**Brief:** Copy the data that follows exactly. Include no pictures.

(Excerpts from a figure dataset)
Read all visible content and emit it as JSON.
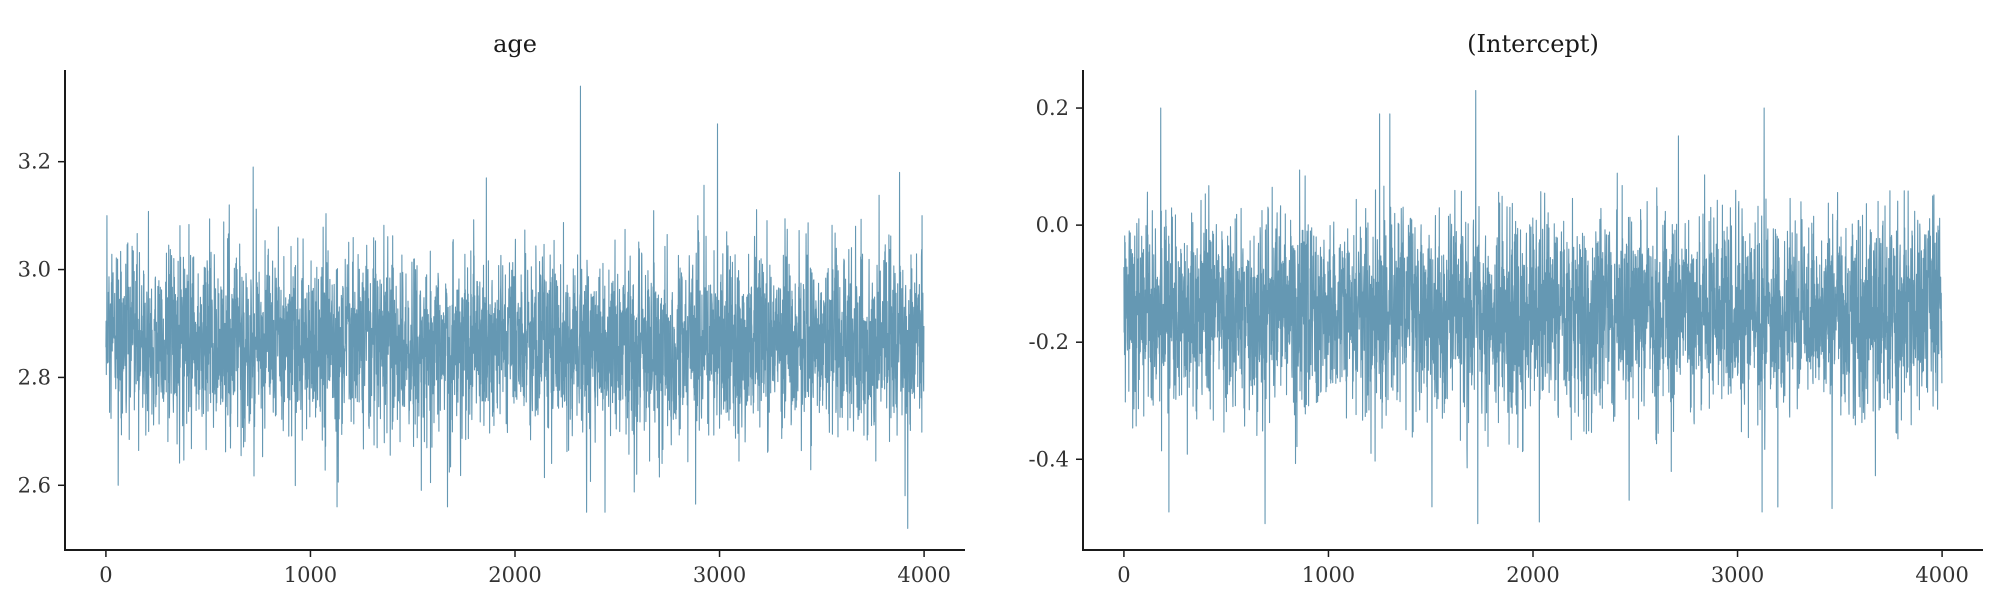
{
  "colors": {
    "trace": "#6598b3",
    "axis": "#1a1a1a"
  },
  "chart_data": [
    {
      "type": "line",
      "title": "age",
      "xlabel": "",
      "ylabel": "",
      "xlim": [
        -200,
        4200
      ],
      "ylim": [
        2.48,
        3.37
      ],
      "xticks": [
        0,
        1000,
        2000,
        3000,
        4000
      ],
      "xtick_labels": [
        "0",
        "1000",
        "2000",
        "3000",
        "4000"
      ],
      "yticks": [
        2.6,
        2.8,
        3.0,
        3.2
      ],
      "ytick_labels": [
        "2.6",
        "2.8",
        "3.0",
        "3.2"
      ],
      "grid": false,
      "series": [
        {
          "n_points": 4000,
          "mean": 2.862,
          "sd": 0.085,
          "min": 2.52,
          "max": 3.34,
          "spikes": [
            {
              "x": 5,
              "y": 3.1
            },
            {
              "x": 60,
              "y": 2.6
            },
            {
              "x": 720,
              "y": 3.19
            },
            {
              "x": 1130,
              "y": 2.56
            },
            {
              "x": 1670,
              "y": 2.56
            },
            {
              "x": 1860,
              "y": 3.17
            },
            {
              "x": 2320,
              "y": 3.34
            },
            {
              "x": 2350,
              "y": 2.55
            },
            {
              "x": 2440,
              "y": 2.55
            },
            {
              "x": 2990,
              "y": 3.27
            },
            {
              "x": 3880,
              "y": 3.18
            },
            {
              "x": 3920,
              "y": 2.52
            },
            {
              "x": 3990,
              "y": 3.1
            }
          ]
        }
      ]
    },
    {
      "type": "line",
      "title": "(Intercept)",
      "xlabel": "",
      "ylabel": "",
      "xlim": [
        -200,
        4200
      ],
      "ylim": [
        -0.555,
        0.265
      ],
      "xticks": [
        0,
        1000,
        2000,
        3000,
        4000
      ],
      "xtick_labels": [
        "0",
        "1000",
        "2000",
        "3000",
        "4000"
      ],
      "yticks": [
        -0.4,
        -0.2,
        0.0,
        0.2
      ],
      "ytick_labels": [
        "-0.4",
        "-0.2",
        "0.0",
        "0.2"
      ],
      "grid": false,
      "series": [
        {
          "n_points": 4000,
          "mean": -0.15,
          "sd": 0.085,
          "min": -0.51,
          "max": 0.23,
          "spikes": [
            {
              "x": 180,
              "y": 0.2
            },
            {
              "x": 220,
              "y": -0.49
            },
            {
              "x": 690,
              "y": -0.51
            },
            {
              "x": 1250,
              "y": 0.19
            },
            {
              "x": 1300,
              "y": 0.19
            },
            {
              "x": 1720,
              "y": 0.23
            },
            {
              "x": 1730,
              "y": -0.51
            },
            {
              "x": 3130,
              "y": 0.2
            },
            {
              "x": 3120,
              "y": -0.49
            },
            {
              "x": 2470,
              "y": -0.47
            }
          ]
        }
      ]
    }
  ]
}
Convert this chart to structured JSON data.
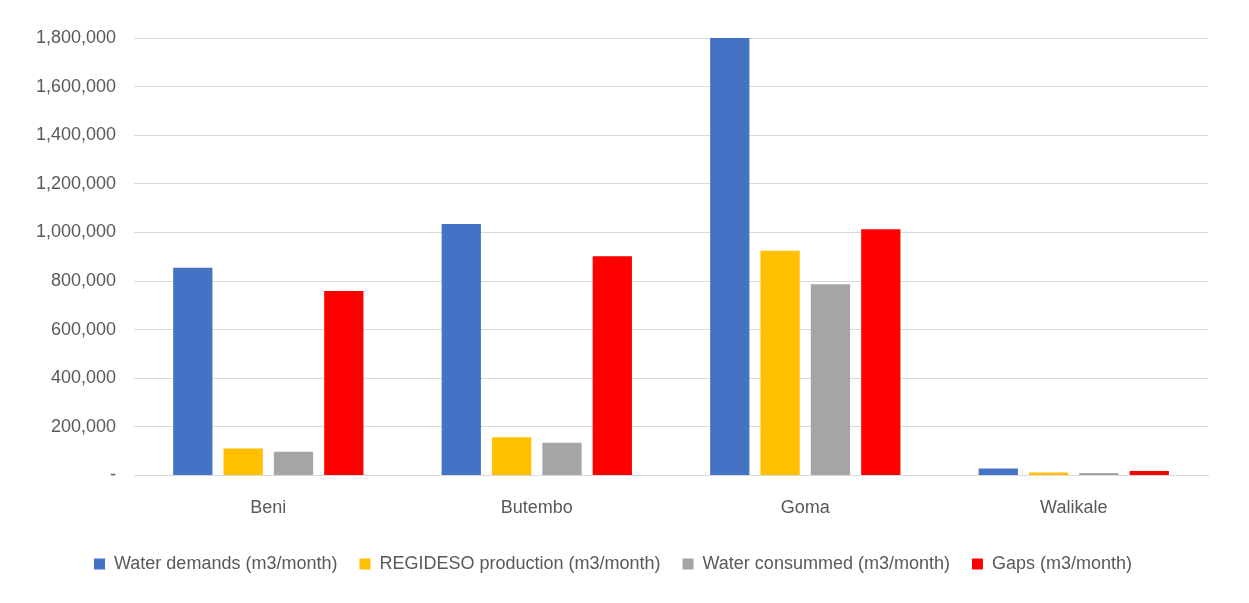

**Output of the task:**
Read all visible content and emit it as JSON.
{
  "colors": {
    "trace": "#6598b3",
    "axis": "#1a1a1a"
  },
  "chart_data": [
    {
      "type": "line",
      "title": "age",
      "xlabel": "",
      "ylabel": "",
      "xlim": [
        -200,
        4200
      ],
      "ylim": [
        2.48,
        3.37
      ],
      "xticks": [
        0,
        1000,
        2000,
        3000,
        4000
      ],
      "xtick_labels": [
        "0",
        "1000",
        "2000",
        "3000",
        "4000"
      ],
      "yticks": [
        2.6,
        2.8,
        3.0,
        3.2
      ],
      "ytick_labels": [
        "2.6",
        "2.8",
        "3.0",
        "3.2"
      ],
      "grid": false,
      "series": [
        {
          "n_points": 4000,
          "mean": 2.862,
          "sd": 0.085,
          "min": 2.52,
          "max": 3.34,
          "spikes": [
            {
              "x": 5,
              "y": 3.1
            },
            {
              "x": 60,
              "y": 2.6
            },
            {
              "x": 720,
              "y": 3.19
            },
            {
              "x": 1130,
              "y": 2.56
            },
            {
              "x": 1670,
              "y": 2.56
            },
            {
              "x": 1860,
              "y": 3.17
            },
            {
              "x": 2320,
              "y": 3.34
            },
            {
              "x": 2350,
              "y": 2.55
            },
            {
              "x": 2440,
              "y": 2.55
            },
            {
              "x": 2990,
              "y": 3.27
            },
            {
              "x": 3880,
              "y": 3.18
            },
            {
              "x": 3920,
              "y": 2.52
            },
            {
              "x": 3990,
              "y": 3.1
            }
          ]
        }
      ]
    },
    {
      "type": "line",
      "title": "(Intercept)",
      "xlabel": "",
      "ylabel": "",
      "xlim": [
        -200,
        4200
      ],
      "ylim": [
        -0.555,
        0.265
      ],
      "xticks": [
        0,
        1000,
        2000,
        3000,
        4000
      ],
      "xtick_labels": [
        "0",
        "1000",
        "2000",
        "3000",
        "4000"
      ],
      "yticks": [
        -0.4,
        -0.2,
        0.0,
        0.2
      ],
      "ytick_labels": [
        "-0.4",
        "-0.2",
        "0.0",
        "0.2"
      ],
      "grid": false,
      "series": [
        {
          "n_points": 4000,
          "mean": -0.15,
          "sd": 0.085,
          "min": -0.51,
          "max": 0.23,
          "spikes": [
            {
              "x": 180,
              "y": 0.2
            },
            {
              "x": 220,
              "y": -0.49
            },
            {
              "x": 690,
              "y": -0.51
            },
            {
              "x": 1250,
              "y": 0.19
            },
            {
              "x": 1300,
              "y": 0.19
            },
            {
              "x": 1720,
              "y": 0.23
            },
            {
              "x": 1730,
              "y": -0.51
            },
            {
              "x": 3130,
              "y": 0.2
            },
            {
              "x": 3120,
              "y": -0.49
            },
            {
              "x": 2470,
              "y": -0.47
            }
          ]
        }
      ]
    }
  ]
}
Convert this chart to structured JSON data.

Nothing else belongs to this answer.